→ **What you need to do**:
Look for the string "können" and copy every line that has it.

→ **Data section**:
_ _ _ _
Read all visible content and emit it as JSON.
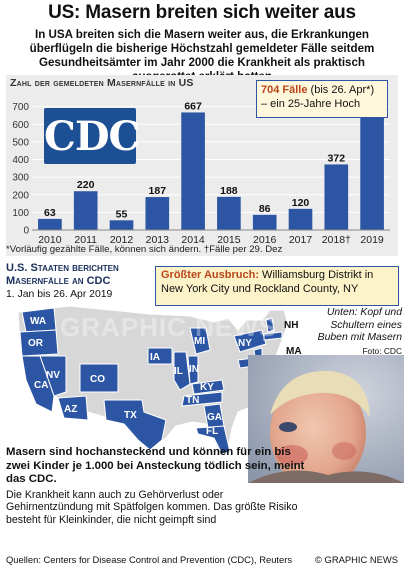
{
  "headline": "US: Masern breiten sich weiter aus",
  "intro": "In USA breiten sich die Masern weiter aus, die Erkrankungen überflügeln die bisherige Höchstzahl  gemeldeter Fälle seitdem Gesundheitsämter im Jahr 2000 die Krankheit als praktisch ausgerottet erklärt hatten",
  "chart_data": {
    "type": "bar",
    "title": "Zahl der gemeldeten Masernfälle in US",
    "categories": [
      "2010",
      "2011",
      "2012",
      "2013",
      "2014",
      "2015",
      "2016",
      "2017",
      "2018†",
      "2019"
    ],
    "values": [
      63,
      220,
      55,
      187,
      667,
      188,
      86,
      120,
      372,
      704
    ],
    "ylim": [
      0,
      800
    ],
    "yticks": [
      0,
      100,
      200,
      300,
      400,
      500,
      600,
      700
    ],
    "grid": true,
    "xlabel": "",
    "ylabel": "",
    "colors": {
      "bar": "#2c56a4",
      "panel": "#ececec",
      "grid": "#ffffff"
    }
  },
  "logo_text": "CDC",
  "callout_2019": {
    "highlight": "704 Fälle",
    "rest": " (bis 26. Apr*) – ein 25-Jahre Hoch"
  },
  "footnote": "*Vorläufig gezählte Fälle, können sich ändern. †Fälle per 29. Dez",
  "map": {
    "title": "U.S. Staaten berichten Masernfälle an CDC",
    "subtitle": "1. Jan bis 26. Apr 2019",
    "labels": [
      "WA",
      "OR",
      "NV",
      "CA",
      "AZ",
      "CO",
      "TX",
      "MI",
      "IA",
      "IL",
      "IN",
      "KY",
      "TN",
      "GA",
      "FL",
      "NH",
      "MA",
      "NJ",
      "MD",
      "NY"
    ],
    "colors": {
      "affected": "#2c56a4",
      "other": "#d7d7d7"
    }
  },
  "outbreak": {
    "highlight": "Größter Ausbruch:",
    "rest": " Williamsburg Distrikt in New York City und Rockland County, NY"
  },
  "photo": {
    "caption": "Unten: Kopf und Schultern eines Buben mit Masern",
    "credit": "Foto: CDC"
  },
  "body": {
    "bold": "Masern sind hochansteckend und können für ein bis zwei Kinder je 1.000 bei Ansteckung tödlich sein, meint das CDC.",
    "text": "Die Krankheit kann auch zu Gehörverlust oder Gehirnentzündung mit Spätfolgen kommen. Das größte Risiko besteht für Kleinkinder, die nicht geimpft sind"
  },
  "source": "Quellen: Centers for Disease Control and Prevention (CDC), Reuters",
  "copyright": "© GRAPHIC NEWS",
  "watermark": "GRAPHIC NEWS"
}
_ _ _ _
→ **Solution to this task**:
  "footnote": "*Vorläufig gezählte Fälle, können sich ändern. †Fälle per 29. Dez",
    "bold": "Masern sind hochansteckend und können für ein bis zwei Kinder je 1.000 bei Ansteckung tödlich sein, meint das CDC.",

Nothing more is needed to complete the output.